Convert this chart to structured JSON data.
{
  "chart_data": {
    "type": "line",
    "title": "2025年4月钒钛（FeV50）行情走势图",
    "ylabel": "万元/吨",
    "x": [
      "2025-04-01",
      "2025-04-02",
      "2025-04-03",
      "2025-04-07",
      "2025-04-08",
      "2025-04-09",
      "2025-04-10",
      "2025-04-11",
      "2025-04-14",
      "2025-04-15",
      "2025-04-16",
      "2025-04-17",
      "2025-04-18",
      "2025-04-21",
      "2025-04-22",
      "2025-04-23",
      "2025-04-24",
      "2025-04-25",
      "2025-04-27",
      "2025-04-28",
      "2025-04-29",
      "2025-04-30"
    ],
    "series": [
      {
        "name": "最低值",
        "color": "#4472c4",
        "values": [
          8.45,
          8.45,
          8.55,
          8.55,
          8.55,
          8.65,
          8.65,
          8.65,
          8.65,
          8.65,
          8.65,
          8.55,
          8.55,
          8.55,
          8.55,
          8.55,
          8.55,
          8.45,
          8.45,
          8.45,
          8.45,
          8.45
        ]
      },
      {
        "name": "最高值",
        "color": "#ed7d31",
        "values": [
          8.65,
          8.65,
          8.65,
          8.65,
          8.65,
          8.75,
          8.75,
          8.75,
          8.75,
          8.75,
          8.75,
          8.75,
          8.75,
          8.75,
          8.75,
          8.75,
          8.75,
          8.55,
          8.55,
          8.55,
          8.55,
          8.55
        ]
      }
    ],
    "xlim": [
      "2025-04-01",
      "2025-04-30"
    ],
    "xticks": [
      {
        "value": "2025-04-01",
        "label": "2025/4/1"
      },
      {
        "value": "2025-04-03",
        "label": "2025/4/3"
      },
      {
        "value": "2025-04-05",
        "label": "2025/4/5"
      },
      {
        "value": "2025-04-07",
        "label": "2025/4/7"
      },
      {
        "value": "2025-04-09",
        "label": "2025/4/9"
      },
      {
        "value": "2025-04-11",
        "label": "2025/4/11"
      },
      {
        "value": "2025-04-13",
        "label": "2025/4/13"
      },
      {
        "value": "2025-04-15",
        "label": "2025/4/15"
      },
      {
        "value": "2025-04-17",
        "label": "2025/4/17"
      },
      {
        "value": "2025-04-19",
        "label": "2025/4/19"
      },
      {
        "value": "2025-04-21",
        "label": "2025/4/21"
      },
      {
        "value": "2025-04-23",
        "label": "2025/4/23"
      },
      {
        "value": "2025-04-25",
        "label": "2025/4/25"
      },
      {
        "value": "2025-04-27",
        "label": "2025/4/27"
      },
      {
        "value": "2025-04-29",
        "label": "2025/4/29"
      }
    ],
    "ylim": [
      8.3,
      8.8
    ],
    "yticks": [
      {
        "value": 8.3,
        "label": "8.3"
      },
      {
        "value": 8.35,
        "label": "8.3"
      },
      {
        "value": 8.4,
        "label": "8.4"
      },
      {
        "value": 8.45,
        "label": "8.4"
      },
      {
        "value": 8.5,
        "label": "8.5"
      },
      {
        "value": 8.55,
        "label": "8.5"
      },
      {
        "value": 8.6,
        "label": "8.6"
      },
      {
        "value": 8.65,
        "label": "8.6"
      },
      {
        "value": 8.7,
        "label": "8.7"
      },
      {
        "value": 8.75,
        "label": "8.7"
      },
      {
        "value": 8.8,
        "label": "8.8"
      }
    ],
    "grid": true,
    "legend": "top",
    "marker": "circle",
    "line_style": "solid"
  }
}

### Stated goal:
All of the data needs to be reproduced exactly, with no line missing.

### Result of the task:
Convert this chart to structured JSON data.
{
  "chart_data": {
    "type": "line",
    "title": "2025年4月钒钛（FeV50）行情走势图",
    "ylabel": "万元/吨",
    "x": [
      "2025-04-01",
      "2025-04-02",
      "2025-04-03",
      "2025-04-07",
      "2025-04-08",
      "2025-04-09",
      "2025-04-10",
      "2025-04-11",
      "2025-04-14",
      "2025-04-15",
      "2025-04-16",
      "2025-04-17",
      "2025-04-18",
      "2025-04-21",
      "2025-04-22",
      "2025-04-23",
      "2025-04-24",
      "2025-04-25",
      "2025-04-27",
      "2025-04-28",
      "2025-04-29",
      "2025-04-30"
    ],
    "series": [
      {
        "name": "最低值",
        "color": "#4472c4",
        "values": [
          8.45,
          8.45,
          8.55,
          8.55,
          8.55,
          8.65,
          8.65,
          8.65,
          8.65,
          8.65,
          8.65,
          8.55,
          8.55,
          8.55,
          8.55,
          8.55,
          8.55,
          8.45,
          8.45,
          8.45,
          8.45,
          8.45
        ]
      },
      {
        "name": "最高值",
        "color": "#ed7d31",
        "values": [
          8.65,
          8.65,
          8.65,
          8.65,
          8.65,
          8.75,
          8.75,
          8.75,
          8.75,
          8.75,
          8.75,
          8.75,
          8.75,
          8.75,
          8.75,
          8.75,
          8.75,
          8.55,
          8.55,
          8.55,
          8.55,
          8.55
        ]
      }
    ],
    "xlim": [
      "2025-04-01",
      "2025-04-30"
    ],
    "xticks": [
      {
        "value": "2025-04-01",
        "label": "2025/4/1"
      },
      {
        "value": "2025-04-03",
        "label": "2025/4/3"
      },
      {
        "value": "2025-04-05",
        "label": "2025/4/5"
      },
      {
        "value": "2025-04-07",
        "label": "2025/4/7"
      },
      {
        "value": "2025-04-09",
        "label": "2025/4/9"
      },
      {
        "value": "2025-04-11",
        "label": "2025/4/11"
      },
      {
        "value": "2025-04-13",
        "label": "2025/4/13"
      },
      {
        "value": "2025-04-15",
        "label": "2025/4/15"
      },
      {
        "value": "2025-04-17",
        "label": "2025/4/17"
      },
      {
        "value": "2025-04-19",
        "label": "2025/4/19"
      },
      {
        "value": "2025-04-21",
        "label": "2025/4/21"
      },
      {
        "value": "2025-04-23",
        "label": "2025/4/23"
      },
      {
        "value": "2025-04-25",
        "label": "2025/4/25"
      },
      {
        "value": "2025-04-27",
        "label": "2025/4/27"
      },
      {
        "value": "2025-04-29",
        "label": "2025/4/29"
      }
    ],
    "ylim": [
      8.3,
      8.8
    ],
    "yticks": [
      {
        "value": 8.3,
        "label": "8.3"
      },
      {
        "value": 8.35,
        "label": "8.3"
      },
      {
        "value": 8.4,
        "label": "8.4"
      },
      {
        "value": 8.45,
        "label": "8.4"
      },
      {
        "value": 8.5,
        "label": "8.5"
      },
      {
        "value": 8.55,
        "label": "8.5"
      },
      {
        "value": 8.6,
        "label": "8.6"
      },
      {
        "value": 8.65,
        "label": "8.6"
      },
      {
        "value": 8.7,
        "label": "8.7"
      },
      {
        "value": 8.75,
        "label": "8.7"
      },
      {
        "value": 8.8,
        "label": "8.8"
      }
    ],
    "grid": true,
    "legend": "top",
    "marker": "circle",
    "line_style": "solid"
  }
}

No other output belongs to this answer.